#### [TASK PROMPT]
Keep only the lines of the listing that include the word "JSON", and copy them.

[Data entries]

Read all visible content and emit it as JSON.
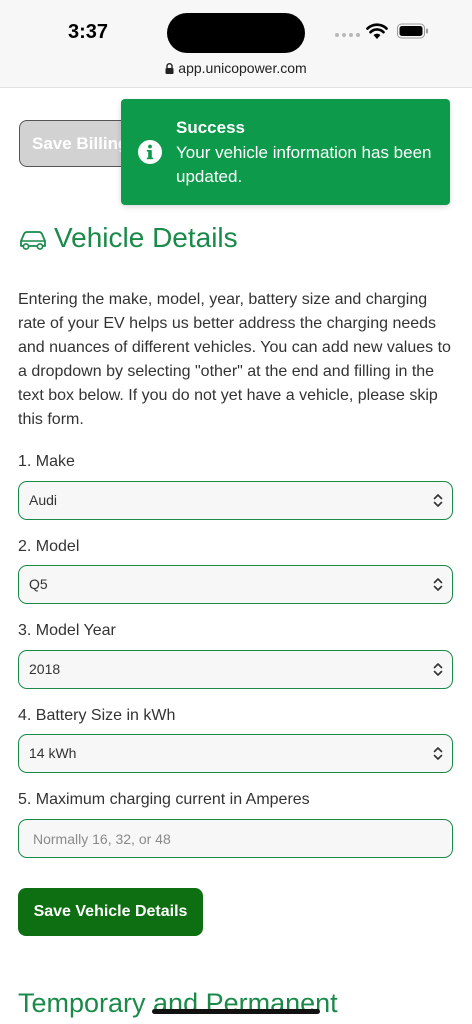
{
  "status_bar": {
    "time": "3:37",
    "url": "app.unicopower.com",
    "icons": [
      "signal-icon",
      "wifi-icon",
      "battery-icon",
      "lock-icon"
    ]
  },
  "billing": {
    "save_label": "Save Billing"
  },
  "toast": {
    "title": "Success",
    "message": "Your vehicle information has been updated.",
    "icon": "info-icon",
    "color": "#0d9a4b"
  },
  "section": {
    "title": "Vehicle Details",
    "icon": "car-icon",
    "description": "Entering the make, model, year, battery size and charging rate of your EV helps us better address the charging needs and nuances of different vehicles. You can add new values to a dropdown by selecting \"other\" at the end and filling in the text box below. If you do not yet have a vehicle, please skip this form."
  },
  "form": {
    "make": {
      "label": "1. Make",
      "value": "Audi"
    },
    "model": {
      "label": "2. Model",
      "value": "Q5"
    },
    "year": {
      "label": "3. Model Year",
      "value": "2018"
    },
    "battery": {
      "label": "4. Battery Size in kWh",
      "value": "14 kWh"
    },
    "current": {
      "label": "5. Maximum charging current in Amperes",
      "placeholder": "Normally 16, 32, or 48",
      "value": ""
    },
    "save_label": "Save Vehicle Details"
  },
  "next_section": {
    "title": "Temporary and Permanent"
  },
  "colors": {
    "accent": "#1a8a4a",
    "primary_button": "#0e6e12"
  }
}
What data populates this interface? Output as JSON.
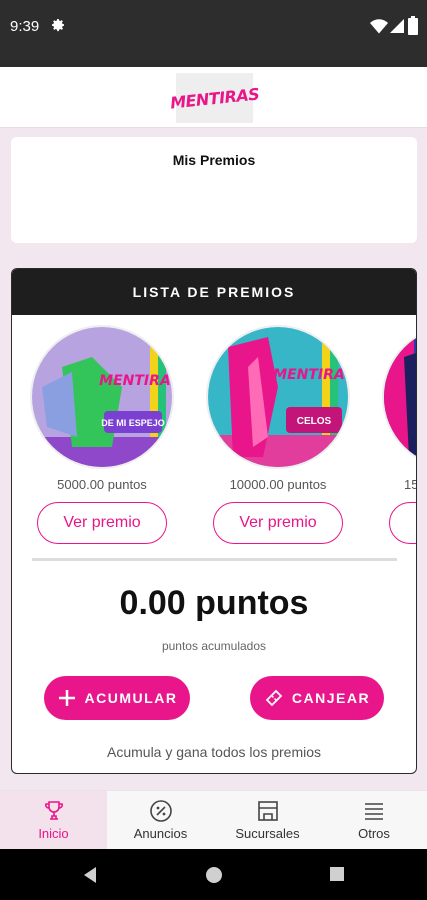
{
  "status": {
    "time": "9:39"
  },
  "header": {
    "logo_text": "MENTIRAS"
  },
  "mis_premios": {
    "title": "Mis Premios"
  },
  "lista": {
    "title": "LISTA DE PREMIOS",
    "prizes": [
      {
        "points": "5000.00 puntos",
        "button": "Ver premio",
        "image_caption": "DE MI ESPEJO"
      },
      {
        "points": "10000.00 puntos",
        "button": "Ver premio",
        "image_caption": "CELOS"
      },
      {
        "points": "15",
        "button": "V"
      }
    ],
    "points_value": "0.00 puntos",
    "points_label": "puntos acumulados",
    "acumular_label": "ACUMULAR",
    "canjear_label": "CANJEAR",
    "footer": "Acumula y gana todos los premios"
  },
  "nav": {
    "items": [
      {
        "label": "Inicio",
        "icon": "trophy-icon",
        "active": true
      },
      {
        "label": "Anuncios",
        "icon": "percent-icon"
      },
      {
        "label": "Sucursales",
        "icon": "store-icon"
      },
      {
        "label": "Otros",
        "icon": "menu-icon"
      }
    ]
  },
  "colors": {
    "accent": "#e8168a",
    "header_dark": "#1e1e1e",
    "background": "#f3e7ef"
  }
}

#### [WRITTEN REPLY]
Read all visible content and emit it as JSON.
What data populates this interface? Output as JSON.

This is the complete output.